— AIM —
Write out every entry exactly as it appears.

— DATA FOR PROCESSING —
start

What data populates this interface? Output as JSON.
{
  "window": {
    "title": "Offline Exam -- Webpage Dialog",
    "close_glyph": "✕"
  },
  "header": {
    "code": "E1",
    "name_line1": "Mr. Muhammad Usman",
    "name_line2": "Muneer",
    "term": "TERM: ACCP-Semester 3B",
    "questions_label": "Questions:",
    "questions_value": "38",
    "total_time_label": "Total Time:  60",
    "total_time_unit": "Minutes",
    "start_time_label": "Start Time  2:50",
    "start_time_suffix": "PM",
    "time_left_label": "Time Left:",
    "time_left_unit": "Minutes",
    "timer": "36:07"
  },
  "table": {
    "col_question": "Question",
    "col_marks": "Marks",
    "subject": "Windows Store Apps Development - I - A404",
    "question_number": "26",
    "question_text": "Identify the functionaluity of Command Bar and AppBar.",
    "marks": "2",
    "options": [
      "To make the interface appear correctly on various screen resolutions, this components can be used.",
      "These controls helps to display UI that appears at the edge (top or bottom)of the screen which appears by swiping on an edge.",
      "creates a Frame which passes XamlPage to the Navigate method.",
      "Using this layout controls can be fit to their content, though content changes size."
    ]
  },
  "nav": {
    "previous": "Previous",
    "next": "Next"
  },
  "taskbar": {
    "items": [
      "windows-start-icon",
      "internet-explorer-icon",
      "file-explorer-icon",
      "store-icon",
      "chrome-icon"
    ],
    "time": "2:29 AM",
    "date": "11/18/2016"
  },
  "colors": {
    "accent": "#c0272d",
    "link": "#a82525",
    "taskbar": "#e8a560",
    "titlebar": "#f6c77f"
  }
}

end

— SOLUTION FOR THIS EXERCISE —
What data populates this interface? Output as JSON.
{
  "window": {
    "title": "Offline Exam -- Webpage Dialog",
    "close_glyph": "✕"
  },
  "header": {
    "code": "E1",
    "name_line1": "Mr. Muhammad Usman",
    "name_line2": "Muneer",
    "term": "TERM: ACCP-Semester 3B",
    "questions_label": "Questions:",
    "questions_value": "38",
    "total_time_label": "Total Time:  60",
    "total_time_unit": "Minutes",
    "start_time_label": "Start Time  2:50",
    "start_time_suffix": "PM",
    "time_left_label": "Time Left:",
    "time_left_unit": "Minutes",
    "timer": "36:07"
  },
  "table": {
    "col_question": "Question",
    "col_marks": "Marks",
    "subject": "Windows Store Apps Development - I - A404",
    "question_number": "26",
    "question_text": "Identify the functionaluity of Command Bar and AppBar.",
    "marks": "2",
    "options": [
      "To make the interface appear correctly on various screen resolutions, this components can be used.",
      "These controls helps to display UI that appears at the edge (top or bottom)of the screen which appears by swiping on an edge.",
      "creates a Frame which passes XamlPage to the Navigate method.",
      "Using this layout controls can be fit to their content, though content changes size."
    ]
  },
  "nav": {
    "previous": "Previous",
    "next": "Next"
  },
  "taskbar": {
    "items": [
      "windows-start-icon",
      "internet-explorer-icon",
      "file-explorer-icon",
      "store-icon",
      "chrome-icon"
    ],
    "time": "2:29 AM",
    "date": "11/18/2016"
  },
  "colors": {
    "accent": "#c0272d",
    "link": "#a82525",
    "taskbar": "#e8a560",
    "titlebar": "#f6c77f"
  }
}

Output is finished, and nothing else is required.